* Stored records:
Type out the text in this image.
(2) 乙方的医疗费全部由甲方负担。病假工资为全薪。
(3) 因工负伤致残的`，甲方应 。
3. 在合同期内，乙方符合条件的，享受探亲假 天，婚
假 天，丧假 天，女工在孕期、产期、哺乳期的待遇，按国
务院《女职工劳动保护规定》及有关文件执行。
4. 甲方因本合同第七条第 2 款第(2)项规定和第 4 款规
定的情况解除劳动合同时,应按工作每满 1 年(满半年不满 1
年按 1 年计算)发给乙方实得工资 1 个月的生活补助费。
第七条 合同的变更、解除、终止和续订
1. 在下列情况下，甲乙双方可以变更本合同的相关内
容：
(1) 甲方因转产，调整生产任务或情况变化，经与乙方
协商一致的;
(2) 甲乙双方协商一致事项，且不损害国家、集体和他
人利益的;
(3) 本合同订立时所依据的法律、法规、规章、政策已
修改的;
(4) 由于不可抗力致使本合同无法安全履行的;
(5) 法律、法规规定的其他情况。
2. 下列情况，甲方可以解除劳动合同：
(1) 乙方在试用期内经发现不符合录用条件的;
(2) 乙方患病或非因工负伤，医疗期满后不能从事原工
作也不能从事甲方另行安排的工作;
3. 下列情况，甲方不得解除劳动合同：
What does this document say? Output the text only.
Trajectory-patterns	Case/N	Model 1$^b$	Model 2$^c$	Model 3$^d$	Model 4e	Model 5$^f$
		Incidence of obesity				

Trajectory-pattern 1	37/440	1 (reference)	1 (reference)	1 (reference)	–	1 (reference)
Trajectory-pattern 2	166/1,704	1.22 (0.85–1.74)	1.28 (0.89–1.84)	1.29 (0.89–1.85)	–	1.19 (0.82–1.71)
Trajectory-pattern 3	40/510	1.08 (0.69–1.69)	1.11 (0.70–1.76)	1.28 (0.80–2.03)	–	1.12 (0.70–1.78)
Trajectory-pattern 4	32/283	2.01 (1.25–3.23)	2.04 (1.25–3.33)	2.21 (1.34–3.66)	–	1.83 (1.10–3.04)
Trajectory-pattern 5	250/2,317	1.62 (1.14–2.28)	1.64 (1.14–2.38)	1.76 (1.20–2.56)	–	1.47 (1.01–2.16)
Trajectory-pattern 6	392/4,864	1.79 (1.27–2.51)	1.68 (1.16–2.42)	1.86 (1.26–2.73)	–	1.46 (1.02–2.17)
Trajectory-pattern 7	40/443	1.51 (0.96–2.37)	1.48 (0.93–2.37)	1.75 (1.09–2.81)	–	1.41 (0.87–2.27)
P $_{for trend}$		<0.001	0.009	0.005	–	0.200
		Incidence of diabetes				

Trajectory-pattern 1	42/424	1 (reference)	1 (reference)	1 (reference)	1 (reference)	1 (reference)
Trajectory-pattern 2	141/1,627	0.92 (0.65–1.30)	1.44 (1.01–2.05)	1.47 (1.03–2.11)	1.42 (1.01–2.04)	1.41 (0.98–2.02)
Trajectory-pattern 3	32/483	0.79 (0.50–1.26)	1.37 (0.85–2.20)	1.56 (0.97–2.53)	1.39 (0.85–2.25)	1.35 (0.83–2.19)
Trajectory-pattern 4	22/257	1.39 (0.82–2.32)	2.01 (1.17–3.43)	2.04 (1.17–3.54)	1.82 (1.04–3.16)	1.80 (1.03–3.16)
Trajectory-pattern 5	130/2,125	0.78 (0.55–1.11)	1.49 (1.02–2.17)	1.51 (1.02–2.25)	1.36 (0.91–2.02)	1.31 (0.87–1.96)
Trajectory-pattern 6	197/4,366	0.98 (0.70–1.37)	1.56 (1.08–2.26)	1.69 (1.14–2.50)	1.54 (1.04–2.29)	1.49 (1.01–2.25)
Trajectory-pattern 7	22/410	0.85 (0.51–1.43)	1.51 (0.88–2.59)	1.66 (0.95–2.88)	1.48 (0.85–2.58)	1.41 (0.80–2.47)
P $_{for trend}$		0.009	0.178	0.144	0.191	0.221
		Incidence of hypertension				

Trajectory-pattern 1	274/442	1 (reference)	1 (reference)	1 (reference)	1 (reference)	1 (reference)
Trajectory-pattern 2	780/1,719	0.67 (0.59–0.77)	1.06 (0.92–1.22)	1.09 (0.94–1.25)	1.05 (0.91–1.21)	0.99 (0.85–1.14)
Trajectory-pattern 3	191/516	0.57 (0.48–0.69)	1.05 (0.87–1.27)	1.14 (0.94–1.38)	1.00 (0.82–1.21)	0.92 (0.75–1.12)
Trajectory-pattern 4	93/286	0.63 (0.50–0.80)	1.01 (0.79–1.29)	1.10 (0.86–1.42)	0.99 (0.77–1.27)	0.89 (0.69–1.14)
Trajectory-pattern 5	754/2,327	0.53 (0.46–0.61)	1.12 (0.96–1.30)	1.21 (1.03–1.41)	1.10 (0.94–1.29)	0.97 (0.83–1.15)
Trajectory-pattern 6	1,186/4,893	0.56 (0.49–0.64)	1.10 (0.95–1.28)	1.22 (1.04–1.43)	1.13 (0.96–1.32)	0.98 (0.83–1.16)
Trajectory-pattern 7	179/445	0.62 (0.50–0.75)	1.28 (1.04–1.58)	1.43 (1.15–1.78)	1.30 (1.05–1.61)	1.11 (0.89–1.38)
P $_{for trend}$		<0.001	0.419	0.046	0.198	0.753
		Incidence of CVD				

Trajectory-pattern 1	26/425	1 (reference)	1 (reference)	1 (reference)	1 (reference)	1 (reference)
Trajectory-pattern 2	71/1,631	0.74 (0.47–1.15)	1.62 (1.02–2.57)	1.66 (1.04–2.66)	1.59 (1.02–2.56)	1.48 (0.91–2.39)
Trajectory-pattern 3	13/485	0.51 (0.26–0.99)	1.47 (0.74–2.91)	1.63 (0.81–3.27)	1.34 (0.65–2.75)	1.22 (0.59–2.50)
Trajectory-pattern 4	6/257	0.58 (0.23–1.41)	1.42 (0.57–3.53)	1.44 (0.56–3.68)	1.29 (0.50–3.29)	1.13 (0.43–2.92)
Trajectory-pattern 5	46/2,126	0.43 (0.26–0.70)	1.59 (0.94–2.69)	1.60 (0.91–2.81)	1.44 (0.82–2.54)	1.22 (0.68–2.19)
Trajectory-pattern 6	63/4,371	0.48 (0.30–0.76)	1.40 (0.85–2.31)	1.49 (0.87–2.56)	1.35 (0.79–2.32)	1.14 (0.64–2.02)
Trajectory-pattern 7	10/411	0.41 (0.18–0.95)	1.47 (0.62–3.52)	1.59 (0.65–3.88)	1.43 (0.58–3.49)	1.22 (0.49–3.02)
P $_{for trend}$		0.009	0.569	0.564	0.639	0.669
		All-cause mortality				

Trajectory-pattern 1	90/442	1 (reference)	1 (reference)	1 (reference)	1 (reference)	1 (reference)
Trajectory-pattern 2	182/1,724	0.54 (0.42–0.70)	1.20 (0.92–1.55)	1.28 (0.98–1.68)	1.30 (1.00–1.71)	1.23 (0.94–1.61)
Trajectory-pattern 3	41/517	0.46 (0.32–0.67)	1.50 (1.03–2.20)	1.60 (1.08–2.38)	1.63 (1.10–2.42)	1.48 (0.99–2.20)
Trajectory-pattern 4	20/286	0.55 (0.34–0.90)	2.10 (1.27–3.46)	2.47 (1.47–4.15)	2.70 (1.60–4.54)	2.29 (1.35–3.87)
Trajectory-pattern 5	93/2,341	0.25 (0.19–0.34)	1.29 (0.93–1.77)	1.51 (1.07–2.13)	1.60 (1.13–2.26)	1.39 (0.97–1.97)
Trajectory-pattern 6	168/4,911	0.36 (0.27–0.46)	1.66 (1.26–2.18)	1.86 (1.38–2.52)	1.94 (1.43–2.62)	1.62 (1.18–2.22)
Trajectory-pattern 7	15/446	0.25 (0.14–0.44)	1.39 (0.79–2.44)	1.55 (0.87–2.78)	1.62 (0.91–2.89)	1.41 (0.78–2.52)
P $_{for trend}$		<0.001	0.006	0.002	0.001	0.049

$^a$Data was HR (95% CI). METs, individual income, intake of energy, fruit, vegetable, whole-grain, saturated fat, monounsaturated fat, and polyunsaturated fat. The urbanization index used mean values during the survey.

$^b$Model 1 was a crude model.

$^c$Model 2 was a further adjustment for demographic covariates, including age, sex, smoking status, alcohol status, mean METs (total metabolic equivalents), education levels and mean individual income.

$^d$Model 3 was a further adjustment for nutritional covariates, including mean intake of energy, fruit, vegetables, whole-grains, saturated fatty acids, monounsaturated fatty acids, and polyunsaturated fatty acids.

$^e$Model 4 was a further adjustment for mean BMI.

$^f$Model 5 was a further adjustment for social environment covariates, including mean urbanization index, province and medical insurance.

* Brief: Wherever "monounsaturated" shows up in a line, copy that line.

* Expected answer:
$^a$Data was HR (95% CI). METs, individual income, intake of energy, fruit, vegetable, whole-grain, saturated fat, monounsaturated fat, and polyunsaturated fat. The urbanization index used mean values during the survey.
$^d$Model 3 was a further adjustment for nutritional covariates, including mean intake of energy, fruit, vegetables, whole-grains, saturated fatty acids, monounsaturated fatty acids, and polyunsaturated fatty acids.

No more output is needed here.